#### Extracted records
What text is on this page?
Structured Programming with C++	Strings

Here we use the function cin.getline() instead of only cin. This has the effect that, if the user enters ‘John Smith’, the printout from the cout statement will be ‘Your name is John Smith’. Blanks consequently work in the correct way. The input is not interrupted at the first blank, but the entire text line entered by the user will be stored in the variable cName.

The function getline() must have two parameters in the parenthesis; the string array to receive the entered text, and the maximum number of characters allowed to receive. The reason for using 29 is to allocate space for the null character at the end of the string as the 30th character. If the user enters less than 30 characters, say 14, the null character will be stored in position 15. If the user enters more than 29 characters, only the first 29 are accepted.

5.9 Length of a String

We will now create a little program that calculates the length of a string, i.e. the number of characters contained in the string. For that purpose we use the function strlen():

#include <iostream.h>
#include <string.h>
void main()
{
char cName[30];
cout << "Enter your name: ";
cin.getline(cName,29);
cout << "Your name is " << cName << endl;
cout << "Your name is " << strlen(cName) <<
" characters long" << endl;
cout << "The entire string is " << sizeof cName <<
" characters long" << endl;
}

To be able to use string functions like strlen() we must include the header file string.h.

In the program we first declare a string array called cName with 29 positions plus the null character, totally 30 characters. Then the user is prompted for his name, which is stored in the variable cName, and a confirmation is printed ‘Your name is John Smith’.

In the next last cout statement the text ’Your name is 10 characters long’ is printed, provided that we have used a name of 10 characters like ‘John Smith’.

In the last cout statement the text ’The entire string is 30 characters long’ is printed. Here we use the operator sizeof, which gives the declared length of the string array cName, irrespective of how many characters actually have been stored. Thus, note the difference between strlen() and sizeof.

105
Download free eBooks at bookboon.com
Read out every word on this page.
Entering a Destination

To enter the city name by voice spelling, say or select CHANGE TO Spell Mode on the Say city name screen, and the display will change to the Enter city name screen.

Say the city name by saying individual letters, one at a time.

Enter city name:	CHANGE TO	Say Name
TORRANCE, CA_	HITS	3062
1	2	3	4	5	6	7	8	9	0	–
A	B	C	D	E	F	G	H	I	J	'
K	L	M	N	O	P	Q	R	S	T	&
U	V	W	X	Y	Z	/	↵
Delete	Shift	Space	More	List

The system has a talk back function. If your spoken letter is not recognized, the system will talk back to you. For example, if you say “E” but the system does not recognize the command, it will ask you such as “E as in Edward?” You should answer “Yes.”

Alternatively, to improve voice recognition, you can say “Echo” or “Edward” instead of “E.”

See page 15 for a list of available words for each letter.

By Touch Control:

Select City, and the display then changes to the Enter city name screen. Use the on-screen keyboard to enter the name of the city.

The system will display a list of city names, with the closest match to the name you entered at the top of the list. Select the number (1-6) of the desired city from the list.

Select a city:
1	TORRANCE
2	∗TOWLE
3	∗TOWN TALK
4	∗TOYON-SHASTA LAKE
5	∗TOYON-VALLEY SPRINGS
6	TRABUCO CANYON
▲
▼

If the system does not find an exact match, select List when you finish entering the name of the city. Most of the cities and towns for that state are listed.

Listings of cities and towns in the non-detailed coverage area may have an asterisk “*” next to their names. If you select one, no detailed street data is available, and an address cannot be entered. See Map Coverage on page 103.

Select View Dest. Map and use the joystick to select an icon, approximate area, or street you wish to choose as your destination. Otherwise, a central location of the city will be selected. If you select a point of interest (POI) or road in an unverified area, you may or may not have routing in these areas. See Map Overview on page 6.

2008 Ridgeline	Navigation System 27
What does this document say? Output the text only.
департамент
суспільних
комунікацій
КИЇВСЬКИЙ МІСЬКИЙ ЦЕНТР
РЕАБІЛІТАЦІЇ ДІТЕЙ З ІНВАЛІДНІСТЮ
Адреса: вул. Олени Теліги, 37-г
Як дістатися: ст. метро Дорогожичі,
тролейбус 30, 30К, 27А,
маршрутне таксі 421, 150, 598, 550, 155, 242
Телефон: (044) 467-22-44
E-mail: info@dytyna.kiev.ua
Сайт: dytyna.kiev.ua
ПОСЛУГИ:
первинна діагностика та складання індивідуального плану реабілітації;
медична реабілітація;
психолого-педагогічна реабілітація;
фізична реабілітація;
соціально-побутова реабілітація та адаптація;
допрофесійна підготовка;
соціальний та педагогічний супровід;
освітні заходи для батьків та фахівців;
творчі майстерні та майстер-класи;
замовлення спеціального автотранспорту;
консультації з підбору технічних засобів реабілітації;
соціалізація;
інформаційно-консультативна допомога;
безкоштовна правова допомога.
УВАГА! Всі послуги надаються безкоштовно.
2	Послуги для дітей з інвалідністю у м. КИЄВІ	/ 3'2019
########
(Stated problem): Find how many lines include the string "variable" and report that number alone.

(Solution below): 2